■ やること:
a. がん治療と妊娠についての文章から、「しかし前述の通り、近年では「」から「ility(がん・生殖医療学)という概念を提唱しました。」までを一字も変えずに引用してください。
b. がん治療と妊娠についての文章の続きを、最後の文のあとから書いてください。

がんを克服したとしても、その過程で妊娠する可能性を失ったと後で知れば、若いがん患者の多くは計り知れないほど大きな打撃を受けることでしょう。

これまで、医療者は若年がん患者に対して「がんを治療する」ことを何よりも優先してきたこともあり、患者にこうした治療の影響を事前に知らせないことが多かったのです。また、治療に専念させるため、患者の家族が本人に知られないようにすることもありました。

(*注1)妊孕性(にんようせい):妊娠する力
(*注2)早発閉経(そうはつへいけい):40歳未満で月経がこなくなること

 

“Oncofertility”とは

しかし前述の通り、近年では「がんは治る病気」と言われるようになり、がんと診断された女性のQOL(生活の質)の向上・維持を考えるなかで、妊孕性の温存治療に目が向けられるようになりました。

2006年にノースウェスタン大学のWoodruffらが初めてOncofertility(がん・生殖医療学)という概念を提唱しました。

OncofertilityとはOncology(腫瘍学)とFertility(生殖医学)を合わせた造語です。Oncofertilityの概念のもとに、日本でもがん治療専門医と生殖医療専門医の十分な連携が重要視され、がん治療前から妊孕性温存に対する十分な理解と対策講じられるようになってきています。

■ 渡された情報:
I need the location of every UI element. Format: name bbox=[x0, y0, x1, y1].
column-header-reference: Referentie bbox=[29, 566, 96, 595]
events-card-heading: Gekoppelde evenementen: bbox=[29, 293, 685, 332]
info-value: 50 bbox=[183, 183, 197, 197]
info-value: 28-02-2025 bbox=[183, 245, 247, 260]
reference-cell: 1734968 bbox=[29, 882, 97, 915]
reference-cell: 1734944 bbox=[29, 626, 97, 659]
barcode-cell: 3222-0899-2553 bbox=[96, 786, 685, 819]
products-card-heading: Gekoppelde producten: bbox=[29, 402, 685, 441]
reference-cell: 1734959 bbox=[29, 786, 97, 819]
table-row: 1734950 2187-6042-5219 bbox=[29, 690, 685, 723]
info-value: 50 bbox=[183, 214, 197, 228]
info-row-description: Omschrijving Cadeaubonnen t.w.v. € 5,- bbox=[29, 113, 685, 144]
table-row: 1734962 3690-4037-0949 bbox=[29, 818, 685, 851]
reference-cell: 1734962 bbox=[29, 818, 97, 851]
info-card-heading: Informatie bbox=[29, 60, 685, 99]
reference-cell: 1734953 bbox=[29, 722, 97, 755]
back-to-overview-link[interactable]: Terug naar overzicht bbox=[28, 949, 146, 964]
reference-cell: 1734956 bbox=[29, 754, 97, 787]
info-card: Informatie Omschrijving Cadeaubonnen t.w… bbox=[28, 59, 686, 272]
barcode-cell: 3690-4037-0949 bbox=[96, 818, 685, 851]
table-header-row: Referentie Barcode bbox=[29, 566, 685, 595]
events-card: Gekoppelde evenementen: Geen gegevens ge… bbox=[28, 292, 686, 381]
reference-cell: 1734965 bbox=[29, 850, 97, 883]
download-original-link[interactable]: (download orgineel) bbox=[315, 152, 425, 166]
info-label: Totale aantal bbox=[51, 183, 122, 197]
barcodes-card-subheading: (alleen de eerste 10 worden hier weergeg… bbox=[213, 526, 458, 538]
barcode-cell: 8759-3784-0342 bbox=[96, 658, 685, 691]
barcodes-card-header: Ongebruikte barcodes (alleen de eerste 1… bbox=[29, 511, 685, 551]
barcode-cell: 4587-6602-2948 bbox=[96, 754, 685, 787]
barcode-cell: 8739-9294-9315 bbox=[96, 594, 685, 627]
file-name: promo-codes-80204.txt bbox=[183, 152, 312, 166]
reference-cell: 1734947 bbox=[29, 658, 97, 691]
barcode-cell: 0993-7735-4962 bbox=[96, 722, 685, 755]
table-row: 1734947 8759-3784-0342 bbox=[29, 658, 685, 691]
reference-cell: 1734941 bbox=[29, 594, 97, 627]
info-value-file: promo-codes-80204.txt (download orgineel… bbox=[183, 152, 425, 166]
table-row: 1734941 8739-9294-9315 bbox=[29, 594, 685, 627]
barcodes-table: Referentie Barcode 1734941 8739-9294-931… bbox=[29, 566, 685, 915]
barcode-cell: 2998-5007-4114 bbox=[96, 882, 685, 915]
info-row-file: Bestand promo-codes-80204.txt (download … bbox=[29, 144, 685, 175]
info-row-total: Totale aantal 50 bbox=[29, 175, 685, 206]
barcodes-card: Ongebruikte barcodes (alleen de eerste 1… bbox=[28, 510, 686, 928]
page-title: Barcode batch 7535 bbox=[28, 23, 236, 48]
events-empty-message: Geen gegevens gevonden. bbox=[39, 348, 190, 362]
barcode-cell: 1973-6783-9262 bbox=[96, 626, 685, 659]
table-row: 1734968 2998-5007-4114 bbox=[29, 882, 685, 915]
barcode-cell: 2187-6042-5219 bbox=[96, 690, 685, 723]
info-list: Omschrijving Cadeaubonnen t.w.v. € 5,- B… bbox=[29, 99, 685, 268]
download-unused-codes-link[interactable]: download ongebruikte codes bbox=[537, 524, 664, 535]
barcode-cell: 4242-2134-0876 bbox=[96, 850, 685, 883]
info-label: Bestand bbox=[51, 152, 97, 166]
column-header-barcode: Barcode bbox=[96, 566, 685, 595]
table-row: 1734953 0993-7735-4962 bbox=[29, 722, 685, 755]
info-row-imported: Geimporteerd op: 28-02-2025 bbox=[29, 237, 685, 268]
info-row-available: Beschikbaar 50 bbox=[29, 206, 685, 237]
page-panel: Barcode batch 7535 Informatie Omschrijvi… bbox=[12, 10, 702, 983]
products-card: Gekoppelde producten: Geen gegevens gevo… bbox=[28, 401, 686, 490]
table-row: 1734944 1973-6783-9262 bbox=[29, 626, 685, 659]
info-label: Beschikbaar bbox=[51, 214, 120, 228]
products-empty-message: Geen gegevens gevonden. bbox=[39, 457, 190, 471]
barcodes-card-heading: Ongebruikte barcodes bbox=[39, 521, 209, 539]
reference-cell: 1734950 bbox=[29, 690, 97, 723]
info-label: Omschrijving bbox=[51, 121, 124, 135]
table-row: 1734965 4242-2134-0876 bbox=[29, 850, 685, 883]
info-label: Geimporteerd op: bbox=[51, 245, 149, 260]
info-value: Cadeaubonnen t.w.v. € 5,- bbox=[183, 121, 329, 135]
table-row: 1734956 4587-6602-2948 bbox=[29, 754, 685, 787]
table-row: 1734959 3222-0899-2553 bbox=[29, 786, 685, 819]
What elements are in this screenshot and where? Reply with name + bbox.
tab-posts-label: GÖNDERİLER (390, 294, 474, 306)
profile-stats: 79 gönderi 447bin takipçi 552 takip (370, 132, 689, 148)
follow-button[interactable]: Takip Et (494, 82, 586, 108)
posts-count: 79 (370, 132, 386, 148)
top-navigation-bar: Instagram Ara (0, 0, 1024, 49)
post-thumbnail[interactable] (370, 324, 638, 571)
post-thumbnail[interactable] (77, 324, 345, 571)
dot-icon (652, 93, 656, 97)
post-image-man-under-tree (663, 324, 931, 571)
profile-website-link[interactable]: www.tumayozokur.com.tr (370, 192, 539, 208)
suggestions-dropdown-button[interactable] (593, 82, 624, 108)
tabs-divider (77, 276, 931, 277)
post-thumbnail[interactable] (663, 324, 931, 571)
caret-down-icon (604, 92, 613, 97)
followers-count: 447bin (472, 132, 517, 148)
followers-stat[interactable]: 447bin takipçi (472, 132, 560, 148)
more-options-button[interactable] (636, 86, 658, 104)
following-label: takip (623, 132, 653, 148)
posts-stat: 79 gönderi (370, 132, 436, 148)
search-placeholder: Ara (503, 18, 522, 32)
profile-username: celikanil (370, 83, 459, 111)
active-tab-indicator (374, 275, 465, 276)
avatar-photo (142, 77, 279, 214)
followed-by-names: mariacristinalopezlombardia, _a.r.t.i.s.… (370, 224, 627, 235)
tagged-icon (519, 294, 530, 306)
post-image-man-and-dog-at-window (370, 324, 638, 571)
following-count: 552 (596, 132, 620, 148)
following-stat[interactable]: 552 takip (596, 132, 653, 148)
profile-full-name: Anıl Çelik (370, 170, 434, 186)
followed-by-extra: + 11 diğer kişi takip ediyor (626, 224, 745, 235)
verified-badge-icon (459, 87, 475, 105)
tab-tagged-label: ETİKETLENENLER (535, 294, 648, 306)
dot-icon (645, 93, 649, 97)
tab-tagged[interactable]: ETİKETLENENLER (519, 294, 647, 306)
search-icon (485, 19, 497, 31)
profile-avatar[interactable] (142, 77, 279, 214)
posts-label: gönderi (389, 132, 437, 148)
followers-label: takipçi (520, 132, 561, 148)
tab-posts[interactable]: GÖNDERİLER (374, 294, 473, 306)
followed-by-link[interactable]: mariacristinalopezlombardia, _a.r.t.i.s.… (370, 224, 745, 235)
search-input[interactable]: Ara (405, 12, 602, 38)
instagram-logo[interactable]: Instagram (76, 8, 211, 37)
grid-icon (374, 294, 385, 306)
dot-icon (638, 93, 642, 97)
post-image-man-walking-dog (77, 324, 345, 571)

■ 答え:
a.
しかし前述の通り、近年では「がんは治る病気」と言われるようになり、がんと診断された女性のQOL(生活の質)の向上・維持を考えるなかで、妊孕性の温存治療に目が向けられるようになりました。

2006年にノースウェスタン大学のWoodruffらが初めてOncofertility(がん・生殖医療学)という概念を提唱しました。

b.
『がん・生殖医療協会-若年がん患者における妊孕性への取り組み』
<The Oncofertility Consortium—addressing fertility in young people with cancer>
(出典:Nature Communications/2010年5月25日)

“Oncofertility”とは

ー以下、日本語概要
▼ “Oncofertility” という造語は2006年に作られたものだが、その歴史は1971年までさかのぼる。
▼ 1971年、当時アメリカ大統領だったRichard Nixonが「米国がん対策法」に署名し、がんの早期発見とより積極的な治療を提供する国立研究所の設立を認めた。
▼ 時を同じくして、生殖医学の研究者たちは、不妊の女性を支援する新しい技術を開発していた。1978年には、世界で初めての体外受精によってLouise Brownが誕生。
▼ 今日では、体内で成熟した卵子や凍結保存した胚を使用した体外受精は日常的に行われており、それによって誕生する子どもの数も増え続けている。
▼ しかし、卵母細胞を凍結保存する技術は未だ非効率的なもので、今も研究が進められている。
▼ 進化を続けてきたがん治療と生殖医療の技術は、若い患者の妊孕生温存のために力を合わせ、妊娠するための選択肢をもっと前から提示すべきだった。
▼ 概念上、がん治療と生殖医療の連携は論理的で避けられないことのように思えるが、実際は腫瘍学と生殖医学という異なった専門分野を掛け合わせることであるため、複雑なことでもあった。

 


現在の妊孕性温存治療としては、受精卵凍結(*注3)、卵子凍結(*注4)、卵巣組織凍結(*注5)が挙げられます。

がん治療の緊急性や生理周期との関係などから、受精卵凍結や卵子凍結は、必ずしも十分な数の卵子を採取できるとは限りません。そこで最近では卵巣組織凍結が注目されるようになり、2016年5月、京野アートクリニックの京野廣一理事長により卵巣バンク(*注6)が設立されました。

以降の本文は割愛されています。